Retype every entry in its entirety, without alteration.
--- begin Raw records ---
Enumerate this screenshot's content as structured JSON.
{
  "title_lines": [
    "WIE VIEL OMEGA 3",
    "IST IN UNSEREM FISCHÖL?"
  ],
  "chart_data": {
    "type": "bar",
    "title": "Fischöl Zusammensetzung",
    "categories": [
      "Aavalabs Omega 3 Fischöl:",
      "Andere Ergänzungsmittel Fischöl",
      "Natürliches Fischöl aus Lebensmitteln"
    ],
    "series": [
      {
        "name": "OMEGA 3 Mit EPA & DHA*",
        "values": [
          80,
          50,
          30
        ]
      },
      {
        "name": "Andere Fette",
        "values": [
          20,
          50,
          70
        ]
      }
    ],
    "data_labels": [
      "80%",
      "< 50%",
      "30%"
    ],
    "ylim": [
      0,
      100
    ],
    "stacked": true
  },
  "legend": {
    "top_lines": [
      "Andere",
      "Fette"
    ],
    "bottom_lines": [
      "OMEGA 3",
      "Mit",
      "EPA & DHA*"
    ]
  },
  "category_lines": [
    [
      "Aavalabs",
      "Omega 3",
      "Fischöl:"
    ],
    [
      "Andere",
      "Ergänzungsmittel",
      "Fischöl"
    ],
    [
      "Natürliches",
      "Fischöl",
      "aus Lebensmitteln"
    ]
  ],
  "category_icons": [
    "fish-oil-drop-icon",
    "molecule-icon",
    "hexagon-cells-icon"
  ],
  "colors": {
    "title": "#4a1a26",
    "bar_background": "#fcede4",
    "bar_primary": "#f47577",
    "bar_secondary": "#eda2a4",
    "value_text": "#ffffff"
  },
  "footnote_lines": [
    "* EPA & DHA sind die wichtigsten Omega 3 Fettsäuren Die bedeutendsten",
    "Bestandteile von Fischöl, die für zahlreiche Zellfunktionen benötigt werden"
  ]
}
--- end Raw records ---
== Expected output ==
Enumerate this screenshot's content as structured JSON.
{
  "title_lines": [
    "WIE VIEL OMEGA 3",
    "IST IN UNSEREM FISCHÖL?"
  ],
  "chart_data": {
    "type": "bar",
    "title": "Fischöl Zusammensetzung",
    "categories": [
      "Aavalabs Omega 3 Fischöl:",
      "Andere Ergänzungsmittel Fischöl",
      "Natürliches Fischöl aus Lebensmitteln"
    ],
    "series": [
      {
        "name": "OMEGA 3 Mit EPA & DHA*",
        "values": [
          80,
          50,
          30
        ]
      },
      {
        "name": "Andere Fette",
        "values": [
          20,
          50,
          70
        ]
      }
    ],
    "data_labels": [
      "80%",
      "< 50%",
      "30%"
    ],
    "ylim": [
      0,
      100
    ],
    "stacked": true
  },
  "legend": {
    "top_lines": [
      "Andere",
      "Fette"
    ],
    "bottom_lines": [
      "OMEGA 3",
      "Mit",
      "EPA & DHA*"
    ]
  },
  "category_lines": [
    [
      "Aavalabs",
      "Omega 3",
      "Fischöl:"
    ],
    [
      "Andere",
      "Ergänzungsmittel",
      "Fischöl"
    ],
    [
      "Natürliches",
      "Fischöl",
      "aus Lebensmitteln"
    ]
  ],
  "category_icons": [
    "fish-oil-drop-icon",
    "molecule-icon",
    "hexagon-cells-icon"
  ],
  "colors": {
    "title": "#4a1a26",
    "bar_background": "#fcede4",
    "bar_primary": "#f47577",
    "bar_secondary": "#eda2a4",
    "value_text": "#ffffff"
  },
  "footnote_lines": [
    "* EPA & DHA sind die wichtigsten Omega 3 Fettsäuren Die bedeutendsten",
    "Bestandteile von Fischöl, die für zahlreiche Zellfunktionen benötigt werden"
  ]
}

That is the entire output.